### PROMPT
Find each line with the word "informacje" and state how many there are, nothing more.

Records

◇ ◇ ◇ ◇ ◇ ◇ ◇

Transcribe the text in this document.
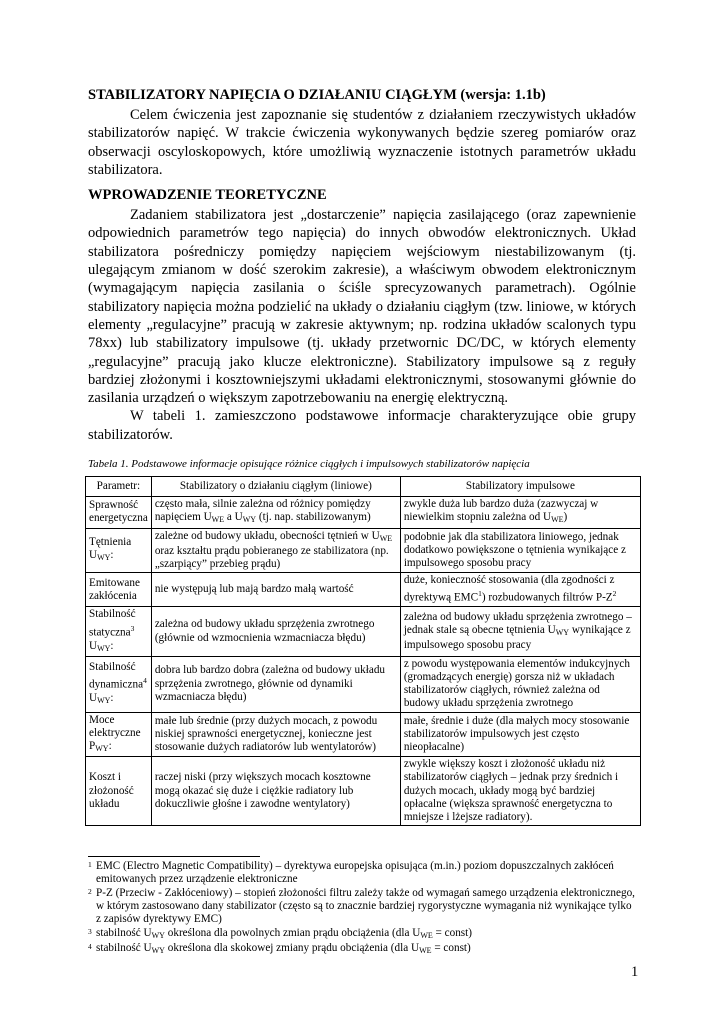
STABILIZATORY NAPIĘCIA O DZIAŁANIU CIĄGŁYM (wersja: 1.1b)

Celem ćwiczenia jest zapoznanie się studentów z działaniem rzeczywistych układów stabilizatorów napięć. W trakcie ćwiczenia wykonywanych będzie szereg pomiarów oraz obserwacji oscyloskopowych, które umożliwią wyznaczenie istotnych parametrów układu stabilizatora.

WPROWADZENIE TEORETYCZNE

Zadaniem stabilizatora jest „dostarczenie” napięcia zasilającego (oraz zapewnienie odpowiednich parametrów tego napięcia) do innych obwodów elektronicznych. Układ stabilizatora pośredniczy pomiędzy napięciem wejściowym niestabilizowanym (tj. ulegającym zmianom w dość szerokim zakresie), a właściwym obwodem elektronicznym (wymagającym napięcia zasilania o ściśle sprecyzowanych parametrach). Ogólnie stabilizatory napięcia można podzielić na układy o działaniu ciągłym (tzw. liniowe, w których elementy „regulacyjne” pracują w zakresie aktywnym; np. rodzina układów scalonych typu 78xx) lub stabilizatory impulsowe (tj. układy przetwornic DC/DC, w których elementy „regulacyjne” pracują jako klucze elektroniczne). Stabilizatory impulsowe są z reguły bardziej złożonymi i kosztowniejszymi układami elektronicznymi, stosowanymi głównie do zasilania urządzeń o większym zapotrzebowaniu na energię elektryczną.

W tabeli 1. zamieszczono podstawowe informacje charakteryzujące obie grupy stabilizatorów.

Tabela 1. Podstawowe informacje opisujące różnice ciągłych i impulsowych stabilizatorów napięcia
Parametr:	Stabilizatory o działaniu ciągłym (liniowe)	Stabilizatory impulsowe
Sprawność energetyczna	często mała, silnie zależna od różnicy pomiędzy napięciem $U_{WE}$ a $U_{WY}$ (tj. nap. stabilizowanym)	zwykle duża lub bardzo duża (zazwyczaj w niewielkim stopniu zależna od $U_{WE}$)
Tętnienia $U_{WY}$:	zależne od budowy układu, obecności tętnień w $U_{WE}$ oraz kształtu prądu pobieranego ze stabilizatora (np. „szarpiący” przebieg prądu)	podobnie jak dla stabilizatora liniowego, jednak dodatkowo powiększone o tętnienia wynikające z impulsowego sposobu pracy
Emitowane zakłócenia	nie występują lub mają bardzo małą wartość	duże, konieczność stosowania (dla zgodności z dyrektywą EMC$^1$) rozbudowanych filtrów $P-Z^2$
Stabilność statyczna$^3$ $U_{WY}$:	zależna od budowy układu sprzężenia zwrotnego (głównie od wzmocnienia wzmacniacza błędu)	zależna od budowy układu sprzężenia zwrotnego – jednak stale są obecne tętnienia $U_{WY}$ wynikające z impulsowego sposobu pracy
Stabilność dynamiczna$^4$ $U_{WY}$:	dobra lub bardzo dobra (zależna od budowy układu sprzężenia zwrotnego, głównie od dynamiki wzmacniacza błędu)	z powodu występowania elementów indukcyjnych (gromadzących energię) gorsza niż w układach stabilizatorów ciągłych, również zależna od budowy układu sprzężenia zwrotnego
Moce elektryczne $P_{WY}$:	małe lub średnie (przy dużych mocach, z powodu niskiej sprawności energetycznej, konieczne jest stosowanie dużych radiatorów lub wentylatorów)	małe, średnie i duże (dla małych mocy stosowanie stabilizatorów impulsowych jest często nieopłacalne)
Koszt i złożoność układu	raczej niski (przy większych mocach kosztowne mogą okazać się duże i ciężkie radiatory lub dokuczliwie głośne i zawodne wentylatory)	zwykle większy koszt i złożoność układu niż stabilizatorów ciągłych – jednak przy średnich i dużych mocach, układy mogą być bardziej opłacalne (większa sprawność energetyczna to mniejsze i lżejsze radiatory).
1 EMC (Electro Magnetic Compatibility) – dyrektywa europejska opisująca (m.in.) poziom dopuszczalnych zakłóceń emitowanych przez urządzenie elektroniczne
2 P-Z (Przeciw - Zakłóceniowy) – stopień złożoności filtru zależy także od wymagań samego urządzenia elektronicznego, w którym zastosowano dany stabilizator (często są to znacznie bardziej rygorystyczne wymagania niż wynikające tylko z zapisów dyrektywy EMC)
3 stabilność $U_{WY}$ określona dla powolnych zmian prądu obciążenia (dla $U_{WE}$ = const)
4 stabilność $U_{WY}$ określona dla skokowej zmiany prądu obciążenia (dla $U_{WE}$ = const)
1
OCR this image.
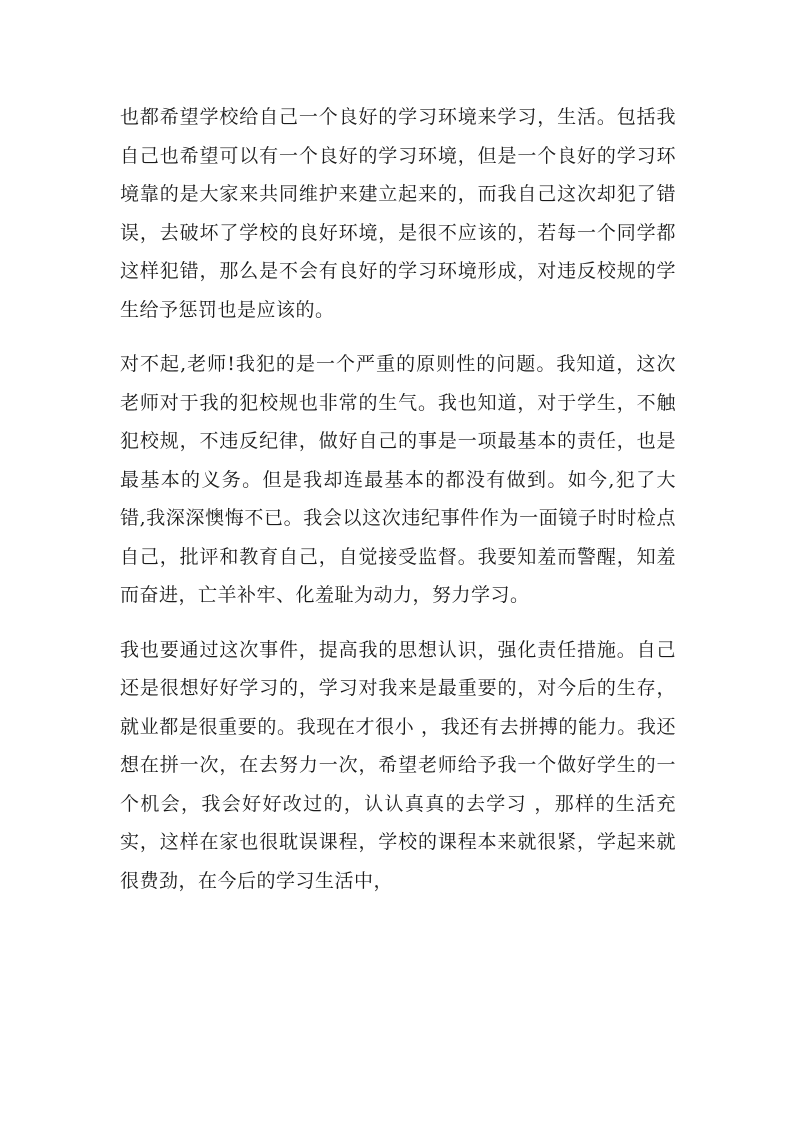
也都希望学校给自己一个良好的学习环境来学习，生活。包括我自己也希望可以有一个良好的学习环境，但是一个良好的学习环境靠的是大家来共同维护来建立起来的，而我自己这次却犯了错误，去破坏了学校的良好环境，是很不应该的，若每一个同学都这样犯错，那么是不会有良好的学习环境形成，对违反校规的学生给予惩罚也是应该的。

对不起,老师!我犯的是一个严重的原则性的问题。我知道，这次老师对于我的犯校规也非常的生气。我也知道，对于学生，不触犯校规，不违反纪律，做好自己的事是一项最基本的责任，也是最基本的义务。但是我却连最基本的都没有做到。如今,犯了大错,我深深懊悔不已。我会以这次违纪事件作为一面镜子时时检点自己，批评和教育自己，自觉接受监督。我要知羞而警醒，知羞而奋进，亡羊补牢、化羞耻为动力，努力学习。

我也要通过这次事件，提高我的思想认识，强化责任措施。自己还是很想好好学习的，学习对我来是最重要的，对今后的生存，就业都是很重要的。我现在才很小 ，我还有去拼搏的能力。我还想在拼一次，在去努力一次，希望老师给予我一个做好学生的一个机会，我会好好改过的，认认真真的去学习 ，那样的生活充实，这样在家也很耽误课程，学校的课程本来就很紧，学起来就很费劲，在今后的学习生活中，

◇ ◇ ◇ ◇ ◇ ◇ ◇

### RESPONSE BELOW
2